> [WHAT TO WORK ON] Give, as a bare number, the count of lines that contain the word "placeholder".
### MATERIAL FOR THE TASK
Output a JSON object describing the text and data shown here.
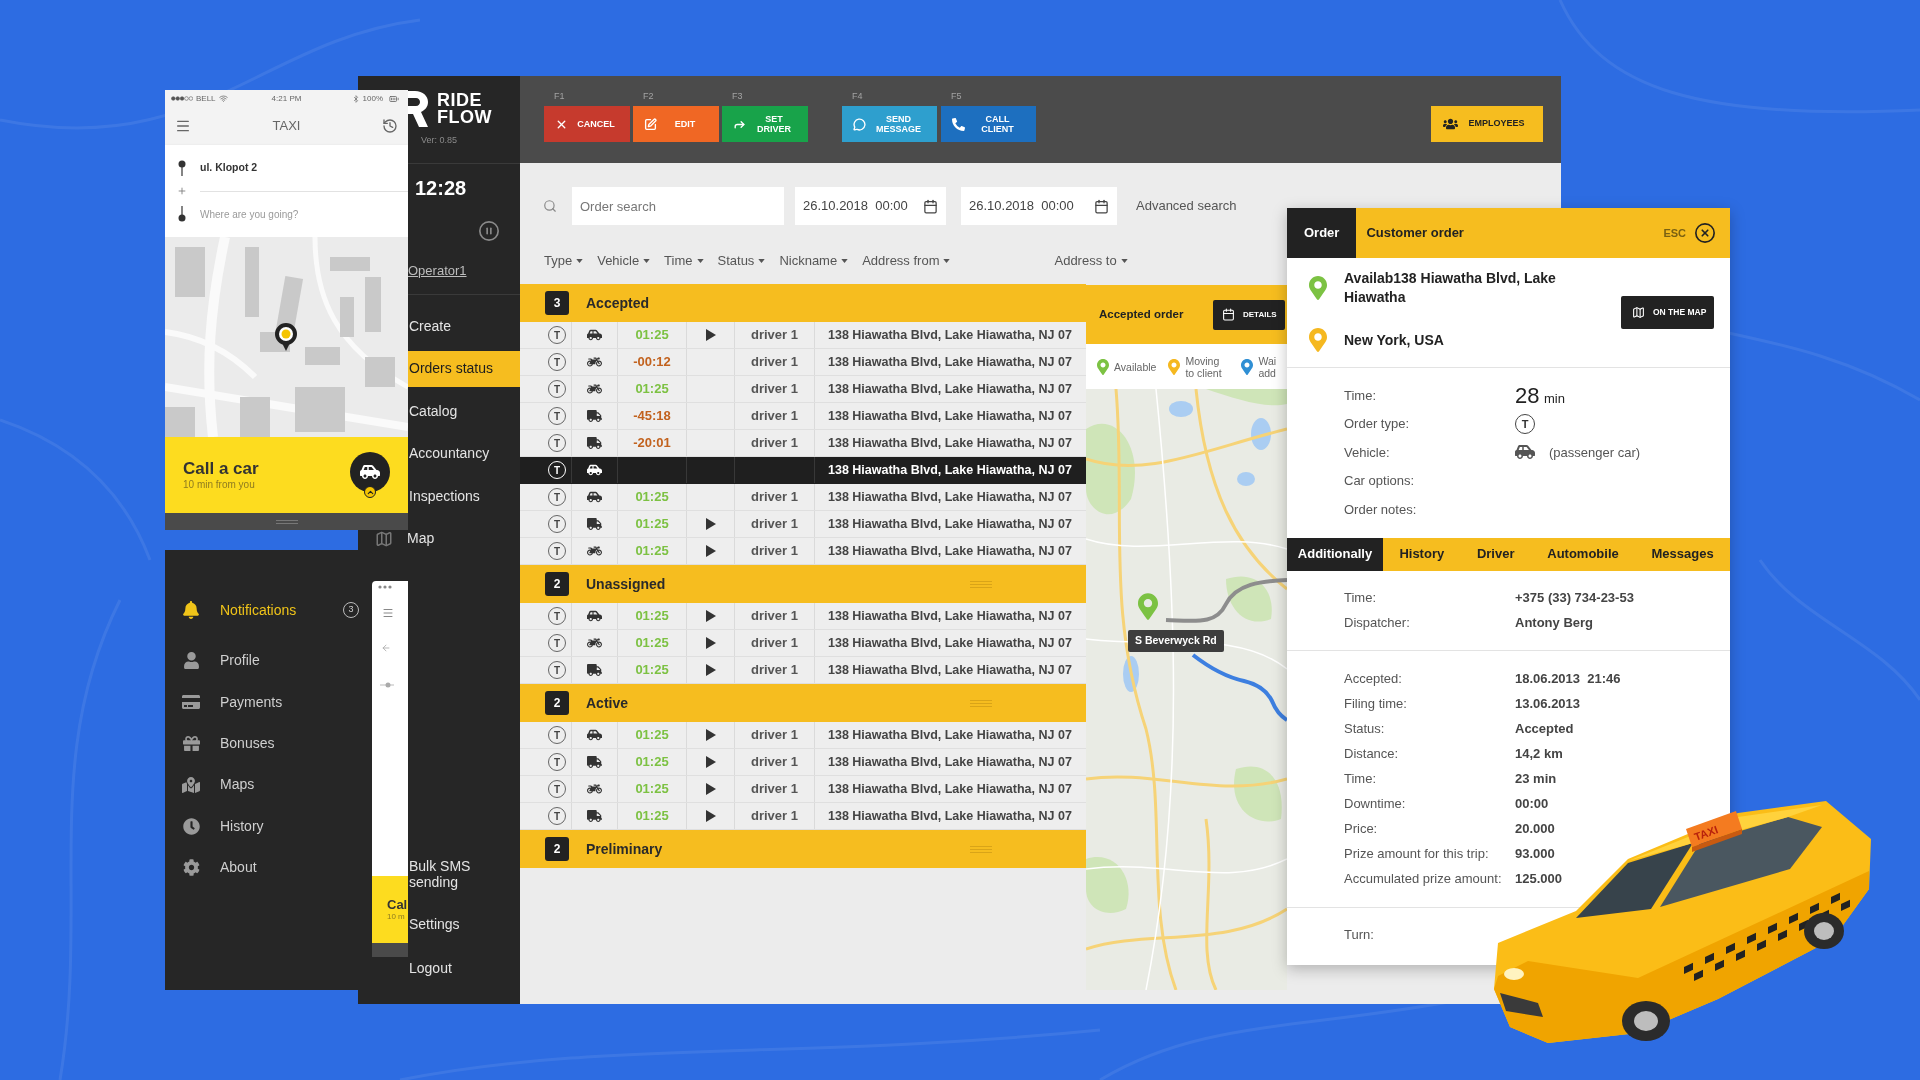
{
  "phone": {
    "status_bar": {
      "carrier": "BELL",
      "time": "4:21 PM",
      "battery": "100%"
    },
    "title": "TAXI",
    "pickup": "ul. Klopot 2",
    "destination": {
      "placeholder": "Where are you going?"
    },
    "call_panel": {
      "title": "Call a car",
      "subtitle": "10 min from you"
    }
  },
  "phone_menu": {
    "items": [
      {
        "label": "Notifications",
        "selected": true,
        "badge": "3"
      },
      {
        "label": "Profile",
        "selected": false
      },
      {
        "label": "Payments",
        "selected": false
      },
      {
        "label": "Bonuses",
        "selected": false
      },
      {
        "label": "Maps",
        "selected": false
      },
      {
        "label": "History",
        "selected": false
      },
      {
        "label": "About",
        "selected": false
      }
    ],
    "peek": {
      "title": "Cal",
      "subtitle": "10 m"
    }
  },
  "sidebar": {
    "logo": [
      "RIDE",
      "FLOW"
    ],
    "version": "Ver: 0.85",
    "clock": "12:28",
    "operator": "Operator1",
    "nav": [
      {
        "label": "Create",
        "selected": false
      },
      {
        "label": "Orders status",
        "selected": true
      },
      {
        "label": "Catalog",
        "selected": false
      },
      {
        "label": "Accountancy",
        "selected": false
      },
      {
        "label": "Inspections",
        "selected": false
      },
      {
        "label": "Map",
        "selected": false
      }
    ],
    "nav_bottom": [
      {
        "label": "Bulk SMS sending",
        "selected": false
      },
      {
        "label": "Settings",
        "selected": false
      },
      {
        "label": "Logout",
        "selected": false
      }
    ]
  },
  "toolbar": {
    "button_groups": [
      [
        {
          "key": "F1",
          "label": "CANCEL",
          "color": "#c63a2d"
        },
        {
          "key": "F2",
          "label": "EDIT",
          "color": "#f06724"
        },
        {
          "key": "F3",
          "label": "SET DRIVER",
          "color": "#18a34a"
        }
      ],
      [
        {
          "key": "F4",
          "label": "SEND MESSAGE",
          "color": "#2e9fce"
        },
        {
          "key": "F5",
          "label": "CALL CLIENT",
          "color": "#1d6fbf"
        }
      ]
    ],
    "employees": "EMPLOYEES"
  },
  "search": {
    "query": {
      "placeholder": "Order search"
    },
    "date_from": "26.10.2018  00:00",
    "date_to": "26.10.2018  00:00",
    "advanced": "Advanced search"
  },
  "filters": [
    [
      "Type",
      "Vehicle",
      "Time",
      "Status",
      "Nickname",
      "Address from"
    ],
    [
      "Address to"
    ]
  ],
  "orders": {
    "groups": [
      {
        "title": "Accepted",
        "count": "3",
        "handle": false,
        "rows": [
          {
            "type": "T",
            "kind": "car",
            "time": "01:25",
            "late": false,
            "play": true,
            "driver": "driver 1",
            "address": "138 Hiawatha Blvd, Lake Hiawatha, NJ 07",
            "selected": false
          },
          {
            "type": "T",
            "kind": "moto",
            "time": "-00:12",
            "late": true,
            "play": false,
            "driver": "driver 1",
            "address": "138 Hiawatha Blvd, Lake Hiawatha, NJ 07",
            "selected": false
          },
          {
            "type": "T",
            "kind": "moto",
            "time": "01:25",
            "late": false,
            "play": false,
            "driver": "driver 1",
            "address": "138 Hiawatha Blvd, Lake Hiawatha, NJ 07",
            "selected": false
          },
          {
            "type": "T",
            "kind": "truck",
            "time": "-45:18",
            "late": true,
            "play": false,
            "driver": "driver 1",
            "address": "138 Hiawatha Blvd, Lake Hiawatha, NJ 07",
            "selected": false
          },
          {
            "type": "T",
            "kind": "truck",
            "time": "-20:01",
            "late": true,
            "play": false,
            "driver": "driver 1",
            "address": "138 Hiawatha Blvd, Lake Hiawatha, NJ 07",
            "selected": false
          },
          {
            "type": "T",
            "kind": "car",
            "play": false,
            "address": "138 Hiawatha Blvd, Lake Hiawatha, NJ 07",
            "selected": true
          },
          {
            "type": "T",
            "kind": "car",
            "time": "01:25",
            "late": false,
            "play": false,
            "driver": "driver 1",
            "address": "138 Hiawatha Blvd, Lake Hiawatha, NJ 07",
            "selected": false
          },
          {
            "type": "T",
            "kind": "truck",
            "time": "01:25",
            "late": false,
            "play": true,
            "driver": "driver 1",
            "address": "138 Hiawatha Blvd, Lake Hiawatha, NJ 07",
            "selected": false
          },
          {
            "type": "T",
            "kind": "moto",
            "time": "01:25",
            "late": false,
            "play": true,
            "driver": "driver 1",
            "address": "138 Hiawatha Blvd, Lake Hiawatha, NJ 07",
            "selected": false
          }
        ]
      },
      {
        "title": "Unassigned",
        "count": "2",
        "handle": true,
        "rows": [
          {
            "type": "T",
            "kind": "car",
            "time": "01:25",
            "late": false,
            "play": true,
            "driver": "driver 1",
            "address": "138 Hiawatha Blvd, Lake Hiawatha, NJ 07",
            "selected": false
          },
          {
            "type": "T",
            "kind": "moto",
            "time": "01:25",
            "late": false,
            "play": true,
            "driver": "driver 1",
            "address": "138 Hiawatha Blvd, Lake Hiawatha, NJ 07",
            "selected": false
          },
          {
            "type": "T",
            "kind": "truck",
            "time": "01:25",
            "late": false,
            "play": true,
            "driver": "driver 1",
            "address": "138 Hiawatha Blvd, Lake Hiawatha, NJ 07",
            "selected": false
          }
        ]
      },
      {
        "title": "Active",
        "count": "2",
        "handle": true,
        "rows": [
          {
            "type": "T",
            "kind": "car",
            "time": "01:25",
            "late": false,
            "play": true,
            "driver": "driver 1",
            "address": "138 Hiawatha Blvd, Lake Hiawatha, NJ 07",
            "selected": false
          },
          {
            "type": "T",
            "kind": "truck",
            "time": "01:25",
            "late": false,
            "play": true,
            "driver": "driver 1",
            "address": "138 Hiawatha Blvd, Lake Hiawatha, NJ 07",
            "selected": false
          },
          {
            "type": "T",
            "kind": "moto",
            "time": "01:25",
            "late": false,
            "play": true,
            "driver": "driver 1",
            "address": "138 Hiawatha Blvd, Lake Hiawatha, NJ 07",
            "selected": false
          },
          {
            "type": "T",
            "kind": "truck",
            "time": "01:25",
            "late": false,
            "play": true,
            "driver": "driver 1",
            "address": "138 Hiawatha Blvd, Lake Hiawatha, NJ 07",
            "selected": false
          }
        ]
      },
      {
        "title": "Preliminary",
        "count": "2",
        "handle": true
      }
    ]
  },
  "map_panel": {
    "title": "Accepted order",
    "details_button": "DETAILS",
    "legend": [
      {
        "label": "Available",
        "color": "#7cc243"
      },
      {
        "label": "Moving to client",
        "color": "#f5b820"
      },
      {
        "label": "Wai add",
        "color": "#2f8fd4"
      }
    ],
    "tooltip": "S Beverwyck Rd"
  },
  "order_panel": {
    "tabs": [
      {
        "label": "Order",
        "selected": true
      },
      {
        "label": "Customer order",
        "selected": false
      }
    ],
    "esc": "ESC",
    "route": [
      {
        "address": "Availab138 Hiawatha Blvd, Lake Hiawatha",
        "color": "#7cc243"
      },
      {
        "address": "New York, USA",
        "color": "#f5b820"
      }
    ],
    "map_button": "ON THE MAP",
    "summary": [
      {
        "kind": "big",
        "label": "Time:",
        "value": "28",
        "unit": "min"
      },
      {
        "kind": "type",
        "label": "Order type:",
        "value": "T"
      },
      {
        "kind": "vehicle",
        "label": "Vehicle:",
        "value": "(passenger car)"
      },
      {
        "kind": "text",
        "label": "Car options:"
      },
      {
        "kind": "text",
        "label": "Order notes:"
      }
    ],
    "lower_tabs": [
      {
        "label": "Additionally",
        "selected": true
      },
      {
        "label": "History",
        "selected": false
      },
      {
        "label": "Driver",
        "selected": false
      },
      {
        "label": "Automobile",
        "selected": false
      },
      {
        "label": "Messages",
        "selected": false
      }
    ],
    "contact": [
      {
        "label": "Time:",
        "value": "+375 (33) 734-23-53"
      },
      {
        "label": "Dispatcher:",
        "value": "Antony Berg"
      }
    ],
    "details": [
      {
        "label": "Accepted:",
        "value": "18.06.2013  21:46"
      },
      {
        "label": "Filing time:",
        "value": "13.06.2013"
      },
      {
        "label": "Status:",
        "value": "Accepted"
      },
      {
        "label": "Distance:",
        "value": "14,2 km"
      },
      {
        "label": "Time:",
        "value": "23 min"
      },
      {
        "label": "Downtime:",
        "value": "00:00"
      },
      {
        "label": "Price:",
        "value": "20.000"
      },
      {
        "label": "Prize amount for this trip:",
        "value": "93.000"
      },
      {
        "label": "Accumulated prize amount:",
        "value": "125.000"
      }
    ],
    "turn": "Turn:"
  },
  "taxi": {
    "sign": "TAXI"
  }
}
######
> [WRITTEN SOLUTION] 2